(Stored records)
-------------------------
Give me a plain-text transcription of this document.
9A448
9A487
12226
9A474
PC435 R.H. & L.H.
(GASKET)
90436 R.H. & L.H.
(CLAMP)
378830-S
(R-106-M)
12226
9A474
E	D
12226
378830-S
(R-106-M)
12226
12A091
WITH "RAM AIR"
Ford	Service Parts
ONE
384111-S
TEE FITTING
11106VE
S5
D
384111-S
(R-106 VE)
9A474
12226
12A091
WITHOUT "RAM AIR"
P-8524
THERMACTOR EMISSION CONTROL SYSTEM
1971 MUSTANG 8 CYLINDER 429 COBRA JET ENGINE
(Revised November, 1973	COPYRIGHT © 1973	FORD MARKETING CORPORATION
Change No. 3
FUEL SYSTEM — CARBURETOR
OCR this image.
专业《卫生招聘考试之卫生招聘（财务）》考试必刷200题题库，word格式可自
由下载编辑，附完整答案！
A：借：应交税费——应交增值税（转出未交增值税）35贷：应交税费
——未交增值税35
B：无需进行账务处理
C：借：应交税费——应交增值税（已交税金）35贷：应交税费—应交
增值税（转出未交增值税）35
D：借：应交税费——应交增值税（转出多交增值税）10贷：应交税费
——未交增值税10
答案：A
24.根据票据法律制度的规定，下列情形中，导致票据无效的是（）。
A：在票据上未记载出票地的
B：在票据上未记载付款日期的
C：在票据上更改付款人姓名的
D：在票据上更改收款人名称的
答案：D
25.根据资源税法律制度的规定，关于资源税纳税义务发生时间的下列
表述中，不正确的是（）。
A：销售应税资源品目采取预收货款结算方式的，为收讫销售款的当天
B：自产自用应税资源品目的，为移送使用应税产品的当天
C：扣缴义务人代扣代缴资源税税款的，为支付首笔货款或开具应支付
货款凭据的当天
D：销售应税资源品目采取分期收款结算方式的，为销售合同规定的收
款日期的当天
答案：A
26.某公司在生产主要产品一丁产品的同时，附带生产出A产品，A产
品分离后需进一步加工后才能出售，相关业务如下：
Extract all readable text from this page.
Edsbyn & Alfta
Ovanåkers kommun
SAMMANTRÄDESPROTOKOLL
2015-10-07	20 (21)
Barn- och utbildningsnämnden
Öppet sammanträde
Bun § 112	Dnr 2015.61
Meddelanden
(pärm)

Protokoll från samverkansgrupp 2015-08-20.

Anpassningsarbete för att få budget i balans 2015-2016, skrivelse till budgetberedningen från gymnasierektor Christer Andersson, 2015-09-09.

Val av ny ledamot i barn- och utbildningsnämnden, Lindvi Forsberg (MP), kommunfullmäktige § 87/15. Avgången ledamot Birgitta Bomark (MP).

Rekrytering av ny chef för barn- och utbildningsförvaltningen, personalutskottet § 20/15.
-------------------------
» **Work instructions**:
Transcribe only the trailing portion of the entries above: the line that contains "OCR this image." and each line after it.

» **Output below**:
OCR this image.
专业《卫生招聘考试之卫生招聘（财务）》考试必刷200题题库，word格式可自
由下载编辑，附完整答案！
A：借：应交税费——应交增值税（转出未交增值税）35贷：应交税费
——未交增值税35
B：无需进行账务处理
C：借：应交税费——应交增值税（已交税金）35贷：应交税费—应交
增值税（转出未交增值税）35
D：借：应交税费——应交增值税（转出多交增值税）10贷：应交税费
——未交增值税10
答案：A
24.根据票据法律制度的规定，下列情形中，导致票据无效的是（）。
A：在票据上未记载出票地的
B：在票据上未记载付款日期的
C：在票据上更改付款人姓名的
D：在票据上更改收款人名称的
答案：D
25.根据资源税法律制度的规定，关于资源税纳税义务发生时间的下列
表述中，不正确的是（）。
A：销售应税资源品目采取预收货款结算方式的，为收讫销售款的当天
B：自产自用应税资源品目的，为移送使用应税产品的当天
C：扣缴义务人代扣代缴资源税税款的，为支付首笔货款或开具应支付
货款凭据的当天
D：销售应税资源品目采取分期收款结算方式的，为销售合同规定的收
款日期的当天
答案：A
26.某公司在生产主要产品一丁产品的同时，附带生产出A产品，A产
品分离后需进一步加工后才能出售，相关业务如下：
Extract all readable text from this page.
Edsbyn & Alfta
Ovanåkers kommun
SAMMANTRÄDESPROTOKOLL
2015-10-07	20 (21)
Barn- och utbildningsnämnden
Öppet sammanträde
Bun § 112	Dnr 2015.61
Meddelanden
(pärm)

Protokoll från samverkansgrupp 2015-08-20.

Anpassningsarbete för att få budget i balans 2015-2016, skrivelse till budgetberedningen från gymnasierektor Christer Andersson, 2015-09-09.

Val av ny ledamot i barn- och utbildningsnämnden, Lindvi Forsberg (MP), kommunfullmäktige § 87/15. Avgången ledamot Birgitta Bomark (MP).

Rekrytering av ny chef för barn- och utbildningsförvaltningen, personalutskottet § 20/15.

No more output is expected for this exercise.